### EXERCISE DESCRIPTION
Go through the data below. List every line that holds the word "name".

━━━

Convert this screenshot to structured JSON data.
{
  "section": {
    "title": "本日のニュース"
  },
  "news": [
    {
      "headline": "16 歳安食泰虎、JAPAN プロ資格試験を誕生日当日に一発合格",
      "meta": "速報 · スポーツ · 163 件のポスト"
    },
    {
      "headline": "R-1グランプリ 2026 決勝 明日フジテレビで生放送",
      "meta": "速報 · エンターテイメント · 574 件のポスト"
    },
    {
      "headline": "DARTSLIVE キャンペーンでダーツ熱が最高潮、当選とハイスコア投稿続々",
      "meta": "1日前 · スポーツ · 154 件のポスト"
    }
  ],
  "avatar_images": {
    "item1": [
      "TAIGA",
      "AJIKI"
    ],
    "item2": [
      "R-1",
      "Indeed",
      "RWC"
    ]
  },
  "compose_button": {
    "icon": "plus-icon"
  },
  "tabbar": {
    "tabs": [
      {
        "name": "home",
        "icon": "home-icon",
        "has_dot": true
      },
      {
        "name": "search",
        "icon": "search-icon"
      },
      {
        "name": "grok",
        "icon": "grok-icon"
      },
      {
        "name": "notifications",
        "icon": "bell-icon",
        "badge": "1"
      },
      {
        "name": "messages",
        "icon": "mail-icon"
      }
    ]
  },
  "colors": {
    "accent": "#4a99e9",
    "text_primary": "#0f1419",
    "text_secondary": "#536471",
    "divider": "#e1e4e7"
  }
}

━━━

### FINAL RESULT
        "name": "home",
        "name": "search",
        "name": "grok",
        "name": "notifications",
        "name": "messages",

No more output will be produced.